_YOUR INSTRUCTIONS_
Retype each line exactly. Skip images.

— start DATA SUPPLIED —

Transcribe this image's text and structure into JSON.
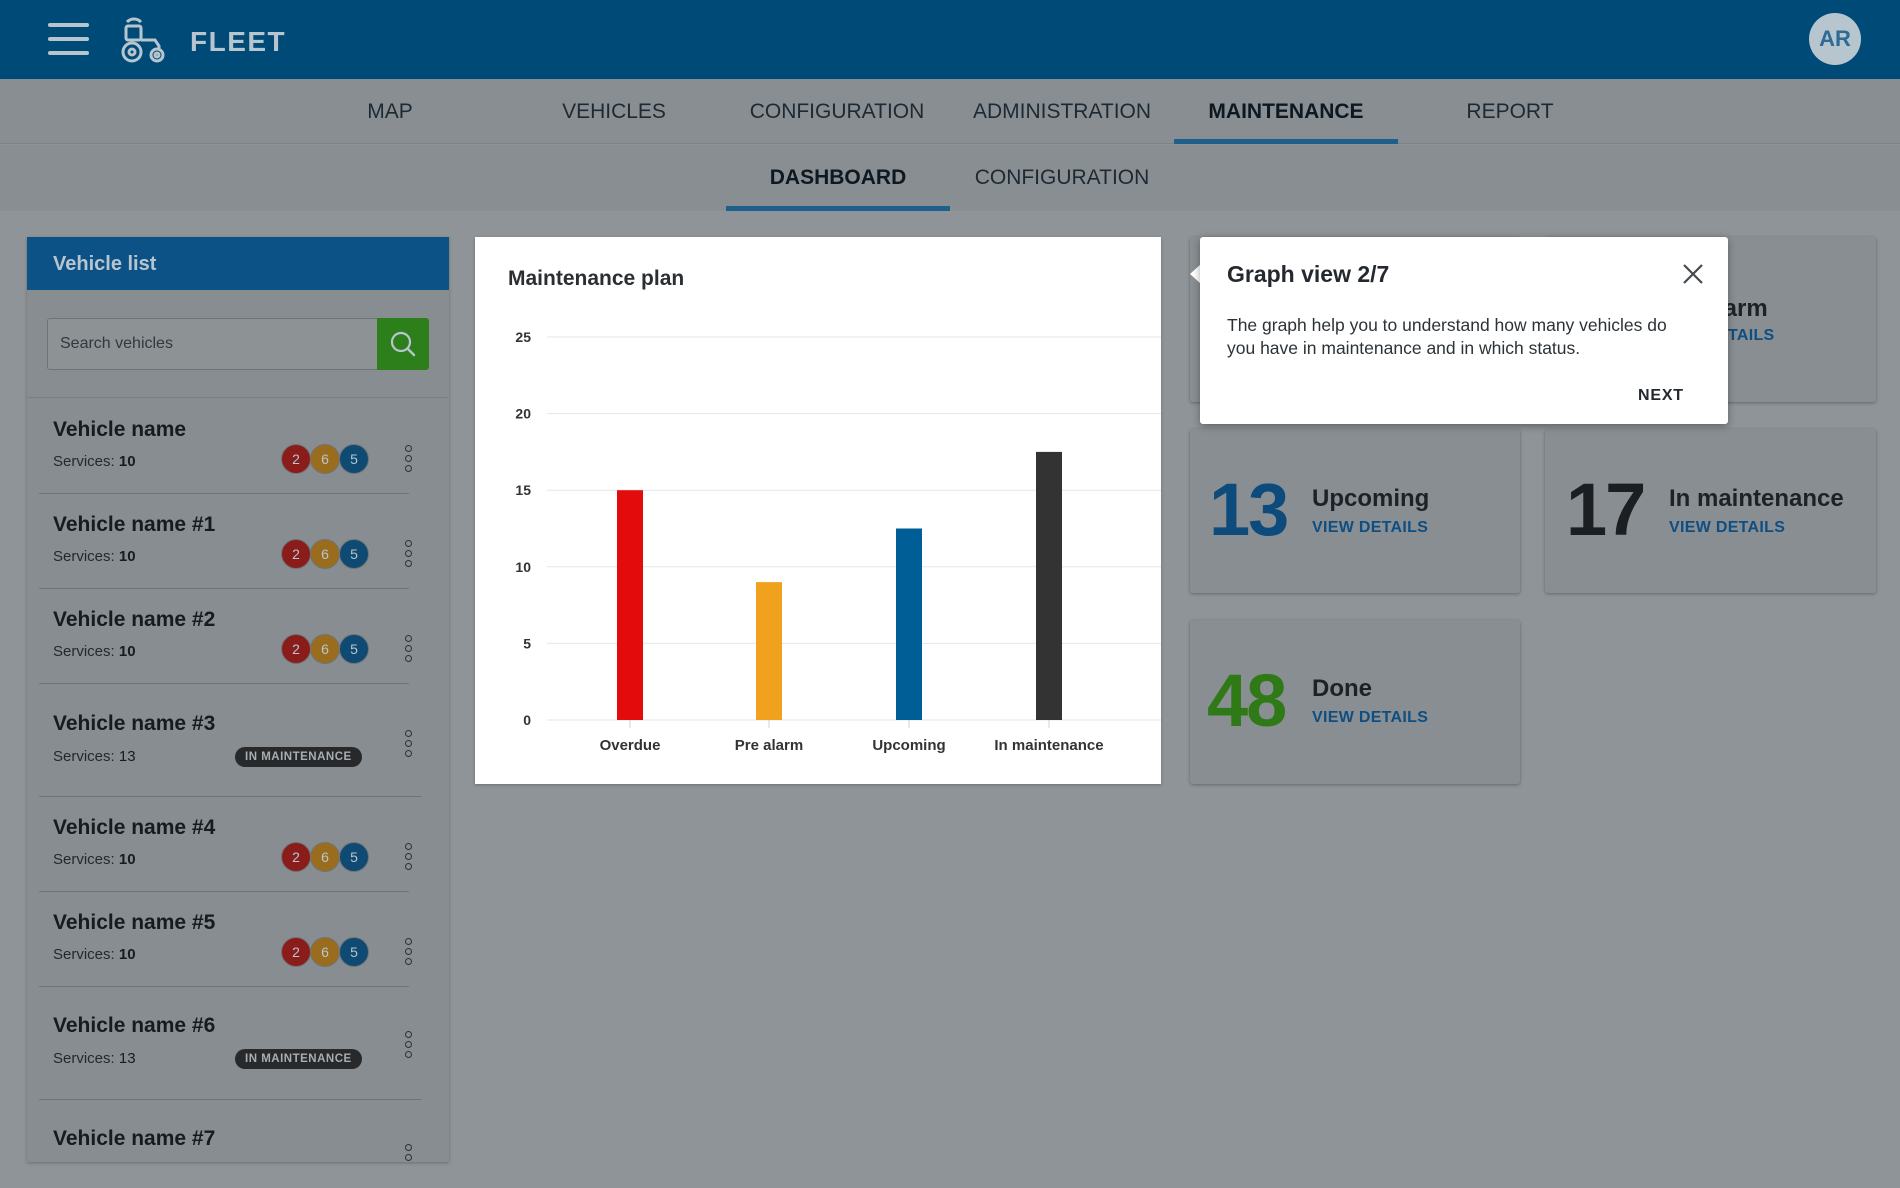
{
  "app": {
    "title": "FLEET",
    "avatar_initials": "AR"
  },
  "main_nav": [
    "MAP",
    "VEHICLES",
    "CONFIGURATION",
    "ADMINISTRATION",
    "MAINTENANCE",
    "REPORT"
  ],
  "main_nav_active": "MAINTENANCE",
  "sub_nav": [
    "DASHBOARD",
    "CONFIGURATION"
  ],
  "sub_nav_active": "DASHBOARD",
  "vehicle_list": {
    "title": "Vehicle list",
    "search_placeholder": "Search vehicles",
    "services_label": "Services:",
    "maintenance_pill": "IN MAINTENANCE",
    "items": [
      {
        "name": "Vehicle name",
        "services": "10",
        "counts": [
          "2",
          "6",
          "5"
        ]
      },
      {
        "name": "Vehicle name #1",
        "services": "10",
        "counts": [
          "2",
          "6",
          "5"
        ]
      },
      {
        "name": "Vehicle name #2",
        "services": "10",
        "counts": [
          "2",
          "6",
          "5"
        ]
      },
      {
        "name": "Vehicle name #3",
        "services": "13",
        "in_maintenance": true
      },
      {
        "name": "Vehicle name #4",
        "services": "10",
        "counts": [
          "2",
          "6",
          "5"
        ]
      },
      {
        "name": "Vehicle name #5",
        "services": "10",
        "counts": [
          "2",
          "6",
          "5"
        ]
      },
      {
        "name": "Vehicle name #6",
        "services": "13",
        "in_maintenance": true
      },
      {
        "name": "Vehicle name #7"
      }
    ]
  },
  "chart_card": {
    "title": "Maintenance plan"
  },
  "chart_data": {
    "type": "bar",
    "categories": [
      "Overdue",
      "Pre alarm",
      "Upcoming",
      "In maintenance"
    ],
    "values": [
      15,
      9,
      12.5,
      17.5
    ],
    "colors": [
      "#e30b0b",
      "#f0a21e",
      "#005e96",
      "#333333"
    ],
    "ylim": [
      0,
      25
    ],
    "yticks": [
      0,
      5,
      10,
      15,
      20,
      25
    ],
    "grid": true
  },
  "stats": {
    "pre_alarm": {
      "label_partial": "larm",
      "link_partial": "ETAILS"
    },
    "upcoming": {
      "value": "13",
      "label": "Upcoming",
      "link": "VIEW DETAILS",
      "color": "#0d4b7c"
    },
    "in_maintenance": {
      "value": "17",
      "label": "In maintenance",
      "link": "VIEW DETAILS",
      "color": "#1b1f22"
    },
    "done": {
      "value": "48",
      "label": "Done",
      "link": "VIEW DETAILS",
      "color": "#2f7a17"
    }
  },
  "tooltip": {
    "title": "Graph view 2/7",
    "body": "The graph help you to understand how many vehicles do you have in maintenance and in which status.",
    "next": "NEXT"
  }
}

— end DATA SUPPLIED —

_WRITTEN SOLUTION_
Transcribe this image's text and structure into JSON.
{
  "app": {
    "title": "FLEET",
    "avatar_initials": "AR"
  },
  "main_nav": [
    "MAP",
    "VEHICLES",
    "CONFIGURATION",
    "ADMINISTRATION",
    "MAINTENANCE",
    "REPORT"
  ],
  "main_nav_active": "MAINTENANCE",
  "sub_nav": [
    "DASHBOARD",
    "CONFIGURATION"
  ],
  "sub_nav_active": "DASHBOARD",
  "vehicle_list": {
    "title": "Vehicle list",
    "search_placeholder": "Search vehicles",
    "services_label": "Services:",
    "maintenance_pill": "IN MAINTENANCE",
    "items": [
      {
        "name": "Vehicle name",
        "services": "10",
        "counts": [
          "2",
          "6",
          "5"
        ]
      },
      {
        "name": "Vehicle name #1",
        "services": "10",
        "counts": [
          "2",
          "6",
          "5"
        ]
      },
      {
        "name": "Vehicle name #2",
        "services": "10",
        "counts": [
          "2",
          "6",
          "5"
        ]
      },
      {
        "name": "Vehicle name #3",
        "services": "13",
        "in_maintenance": true
      },
      {
        "name": "Vehicle name #4",
        "services": "10",
        "counts": [
          "2",
          "6",
          "5"
        ]
      },
      {
        "name": "Vehicle name #5",
        "services": "10",
        "counts": [
          "2",
          "6",
          "5"
        ]
      },
      {
        "name": "Vehicle name #6",
        "services": "13",
        "in_maintenance": true
      },
      {
        "name": "Vehicle name #7"
      }
    ]
  },
  "chart_card": {
    "title": "Maintenance plan"
  },
  "chart_data": {
    "type": "bar",
    "categories": [
      "Overdue",
      "Pre alarm",
      "Upcoming",
      "In maintenance"
    ],
    "values": [
      15,
      9,
      12.5,
      17.5
    ],
    "colors": [
      "#e30b0b",
      "#f0a21e",
      "#005e96",
      "#333333"
    ],
    "ylim": [
      0,
      25
    ],
    "yticks": [
      0,
      5,
      10,
      15,
      20,
      25
    ],
    "grid": true
  },
  "stats": {
    "pre_alarm": {
      "label_partial": "larm",
      "link_partial": "ETAILS"
    },
    "upcoming": {
      "value": "13",
      "label": "Upcoming",
      "link": "VIEW DETAILS",
      "color": "#0d4b7c"
    },
    "in_maintenance": {
      "value": "17",
      "label": "In maintenance",
      "link": "VIEW DETAILS",
      "color": "#1b1f22"
    },
    "done": {
      "value": "48",
      "label": "Done",
      "link": "VIEW DETAILS",
      "color": "#2f7a17"
    }
  },
  "tooltip": {
    "title": "Graph view 2/7",
    "body": "The graph help you to understand how many vehicles do you have in maintenance and in which status.",
    "next": "NEXT"
  }
}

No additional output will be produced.